SUPPLIED DATA START

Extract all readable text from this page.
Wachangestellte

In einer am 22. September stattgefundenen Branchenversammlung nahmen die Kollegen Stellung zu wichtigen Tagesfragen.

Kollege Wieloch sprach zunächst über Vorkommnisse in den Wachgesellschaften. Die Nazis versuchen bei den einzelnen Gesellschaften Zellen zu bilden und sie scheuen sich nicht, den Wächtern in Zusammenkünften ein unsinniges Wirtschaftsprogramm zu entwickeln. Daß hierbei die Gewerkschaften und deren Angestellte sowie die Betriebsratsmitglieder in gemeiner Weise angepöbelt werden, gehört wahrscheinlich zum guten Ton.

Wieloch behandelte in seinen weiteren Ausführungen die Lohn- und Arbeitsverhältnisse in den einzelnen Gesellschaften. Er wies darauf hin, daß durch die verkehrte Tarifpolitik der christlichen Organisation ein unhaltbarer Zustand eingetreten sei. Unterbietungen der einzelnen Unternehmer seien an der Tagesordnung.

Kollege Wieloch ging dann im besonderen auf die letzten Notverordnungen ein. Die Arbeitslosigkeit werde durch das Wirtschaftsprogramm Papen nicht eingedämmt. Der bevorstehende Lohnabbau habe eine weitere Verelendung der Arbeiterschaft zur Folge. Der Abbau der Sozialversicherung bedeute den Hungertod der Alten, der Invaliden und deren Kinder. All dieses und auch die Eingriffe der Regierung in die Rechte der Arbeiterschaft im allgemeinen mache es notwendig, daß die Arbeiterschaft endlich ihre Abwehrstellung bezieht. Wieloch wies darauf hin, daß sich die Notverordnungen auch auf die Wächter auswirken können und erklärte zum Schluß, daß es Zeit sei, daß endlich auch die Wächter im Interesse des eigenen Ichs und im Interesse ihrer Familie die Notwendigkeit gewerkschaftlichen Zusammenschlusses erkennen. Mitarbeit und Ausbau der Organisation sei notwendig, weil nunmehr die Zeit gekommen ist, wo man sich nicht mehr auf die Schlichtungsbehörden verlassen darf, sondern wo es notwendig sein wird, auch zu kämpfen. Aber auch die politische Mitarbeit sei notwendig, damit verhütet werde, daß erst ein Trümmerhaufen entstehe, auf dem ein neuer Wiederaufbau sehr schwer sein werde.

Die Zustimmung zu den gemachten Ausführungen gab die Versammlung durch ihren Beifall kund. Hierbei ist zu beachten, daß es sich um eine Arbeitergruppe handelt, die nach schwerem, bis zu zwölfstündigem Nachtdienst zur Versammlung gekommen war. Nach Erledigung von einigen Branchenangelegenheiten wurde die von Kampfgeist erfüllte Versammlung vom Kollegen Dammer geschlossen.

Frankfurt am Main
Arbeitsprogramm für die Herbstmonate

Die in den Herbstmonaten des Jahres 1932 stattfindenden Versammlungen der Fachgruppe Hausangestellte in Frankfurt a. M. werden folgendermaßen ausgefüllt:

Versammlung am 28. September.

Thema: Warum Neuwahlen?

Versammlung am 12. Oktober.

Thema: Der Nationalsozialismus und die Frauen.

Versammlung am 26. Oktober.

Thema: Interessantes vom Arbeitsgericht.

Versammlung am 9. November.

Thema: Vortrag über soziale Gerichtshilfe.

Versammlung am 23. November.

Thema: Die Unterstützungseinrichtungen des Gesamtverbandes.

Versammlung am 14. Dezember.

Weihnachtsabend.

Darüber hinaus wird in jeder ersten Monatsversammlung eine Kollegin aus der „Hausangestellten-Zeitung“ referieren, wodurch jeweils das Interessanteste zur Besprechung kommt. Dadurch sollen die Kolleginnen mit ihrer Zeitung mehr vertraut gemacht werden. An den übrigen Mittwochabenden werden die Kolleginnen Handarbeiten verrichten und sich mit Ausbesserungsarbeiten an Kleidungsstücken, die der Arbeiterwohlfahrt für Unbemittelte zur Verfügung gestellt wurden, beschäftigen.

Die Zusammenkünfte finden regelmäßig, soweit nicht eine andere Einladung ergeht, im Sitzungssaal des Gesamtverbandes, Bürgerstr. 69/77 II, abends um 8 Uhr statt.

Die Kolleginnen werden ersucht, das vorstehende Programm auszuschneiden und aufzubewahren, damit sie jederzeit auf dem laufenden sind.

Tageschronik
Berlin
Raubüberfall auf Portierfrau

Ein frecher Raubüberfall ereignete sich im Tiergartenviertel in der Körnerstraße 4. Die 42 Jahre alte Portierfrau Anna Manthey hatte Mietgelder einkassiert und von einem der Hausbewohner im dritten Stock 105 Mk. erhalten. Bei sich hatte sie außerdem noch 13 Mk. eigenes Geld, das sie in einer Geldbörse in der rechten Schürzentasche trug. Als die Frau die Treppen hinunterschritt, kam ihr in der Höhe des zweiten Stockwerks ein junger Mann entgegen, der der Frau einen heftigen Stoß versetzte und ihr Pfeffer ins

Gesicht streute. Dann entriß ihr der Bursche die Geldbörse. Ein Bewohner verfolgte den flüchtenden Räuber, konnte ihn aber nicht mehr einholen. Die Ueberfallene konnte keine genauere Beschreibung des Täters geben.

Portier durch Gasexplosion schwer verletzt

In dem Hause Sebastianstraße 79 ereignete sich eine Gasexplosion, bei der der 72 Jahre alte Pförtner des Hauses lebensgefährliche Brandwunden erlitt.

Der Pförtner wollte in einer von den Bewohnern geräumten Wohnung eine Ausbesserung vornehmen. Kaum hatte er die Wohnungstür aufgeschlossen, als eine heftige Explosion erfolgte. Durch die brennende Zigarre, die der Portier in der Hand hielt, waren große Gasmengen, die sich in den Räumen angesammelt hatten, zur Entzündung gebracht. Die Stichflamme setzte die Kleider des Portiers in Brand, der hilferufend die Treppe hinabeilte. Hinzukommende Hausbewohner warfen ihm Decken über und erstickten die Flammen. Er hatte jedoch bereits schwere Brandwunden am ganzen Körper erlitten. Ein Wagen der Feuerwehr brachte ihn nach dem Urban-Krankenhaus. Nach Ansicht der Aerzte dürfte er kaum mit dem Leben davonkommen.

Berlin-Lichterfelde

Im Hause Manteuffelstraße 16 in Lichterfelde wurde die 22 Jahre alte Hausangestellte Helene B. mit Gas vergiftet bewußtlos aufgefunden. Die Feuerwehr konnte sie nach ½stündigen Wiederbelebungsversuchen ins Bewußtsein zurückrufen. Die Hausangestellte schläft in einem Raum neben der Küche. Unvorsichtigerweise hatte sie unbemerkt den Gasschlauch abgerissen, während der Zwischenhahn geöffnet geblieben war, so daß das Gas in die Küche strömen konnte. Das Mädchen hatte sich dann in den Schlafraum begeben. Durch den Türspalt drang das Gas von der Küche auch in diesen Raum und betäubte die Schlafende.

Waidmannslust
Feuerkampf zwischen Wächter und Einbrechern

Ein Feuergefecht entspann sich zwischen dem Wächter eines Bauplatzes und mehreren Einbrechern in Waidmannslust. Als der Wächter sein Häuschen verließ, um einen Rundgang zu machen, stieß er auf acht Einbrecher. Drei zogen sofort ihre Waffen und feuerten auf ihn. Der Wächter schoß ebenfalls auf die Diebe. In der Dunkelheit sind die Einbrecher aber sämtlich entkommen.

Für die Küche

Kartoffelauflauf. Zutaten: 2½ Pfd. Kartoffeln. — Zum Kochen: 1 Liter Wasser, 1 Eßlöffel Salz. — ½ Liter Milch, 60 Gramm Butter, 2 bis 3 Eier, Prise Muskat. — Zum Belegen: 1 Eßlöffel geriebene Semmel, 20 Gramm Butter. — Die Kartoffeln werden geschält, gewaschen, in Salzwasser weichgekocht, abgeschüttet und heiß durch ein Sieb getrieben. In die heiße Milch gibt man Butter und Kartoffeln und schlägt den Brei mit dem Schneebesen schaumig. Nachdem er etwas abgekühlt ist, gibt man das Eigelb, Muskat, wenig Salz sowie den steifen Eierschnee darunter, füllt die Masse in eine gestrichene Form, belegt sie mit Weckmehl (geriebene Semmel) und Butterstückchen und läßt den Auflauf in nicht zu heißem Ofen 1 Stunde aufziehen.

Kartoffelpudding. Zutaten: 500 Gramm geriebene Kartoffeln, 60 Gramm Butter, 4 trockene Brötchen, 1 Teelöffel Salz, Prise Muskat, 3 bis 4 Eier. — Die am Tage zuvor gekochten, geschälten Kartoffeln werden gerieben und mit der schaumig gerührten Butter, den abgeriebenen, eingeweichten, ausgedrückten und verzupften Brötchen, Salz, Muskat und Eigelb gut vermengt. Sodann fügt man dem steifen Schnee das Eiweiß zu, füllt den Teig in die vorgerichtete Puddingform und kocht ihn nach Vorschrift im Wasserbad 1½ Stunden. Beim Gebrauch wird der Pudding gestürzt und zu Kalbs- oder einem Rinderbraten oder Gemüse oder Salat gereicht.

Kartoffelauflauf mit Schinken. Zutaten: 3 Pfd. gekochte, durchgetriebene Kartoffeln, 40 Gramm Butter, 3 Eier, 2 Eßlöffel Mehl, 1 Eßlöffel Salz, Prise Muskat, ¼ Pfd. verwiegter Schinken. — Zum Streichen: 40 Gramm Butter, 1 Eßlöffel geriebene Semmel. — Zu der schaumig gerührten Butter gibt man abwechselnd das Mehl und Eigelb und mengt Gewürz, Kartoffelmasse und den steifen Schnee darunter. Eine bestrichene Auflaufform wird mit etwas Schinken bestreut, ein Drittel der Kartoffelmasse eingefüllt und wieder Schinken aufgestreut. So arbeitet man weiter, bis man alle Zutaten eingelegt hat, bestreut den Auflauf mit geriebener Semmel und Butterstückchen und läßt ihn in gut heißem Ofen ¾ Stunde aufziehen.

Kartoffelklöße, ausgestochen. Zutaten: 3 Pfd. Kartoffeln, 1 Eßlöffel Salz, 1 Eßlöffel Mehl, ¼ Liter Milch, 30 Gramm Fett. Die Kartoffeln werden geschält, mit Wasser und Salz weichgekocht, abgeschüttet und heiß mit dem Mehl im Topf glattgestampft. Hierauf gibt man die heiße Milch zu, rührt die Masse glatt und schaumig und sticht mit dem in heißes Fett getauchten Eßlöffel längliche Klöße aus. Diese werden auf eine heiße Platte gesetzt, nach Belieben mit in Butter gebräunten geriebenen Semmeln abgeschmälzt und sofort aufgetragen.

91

SUPPLIED DATA END

EXERCISE INSTRUCTIONS: Where a line above includes "Thema", copy that line.

SOLUTION FOR THIS TASK:
Thema: Warum Neuwahlen?
Thema: Der Nationalsozialismus und die Frauen.
Thema: Interessantes vom Arbeitsgericht.
Thema: Vortrag über soziale Gerichtshilfe.
Thema: Die Unterstützungseinrichtungen des Gesamtverbandes.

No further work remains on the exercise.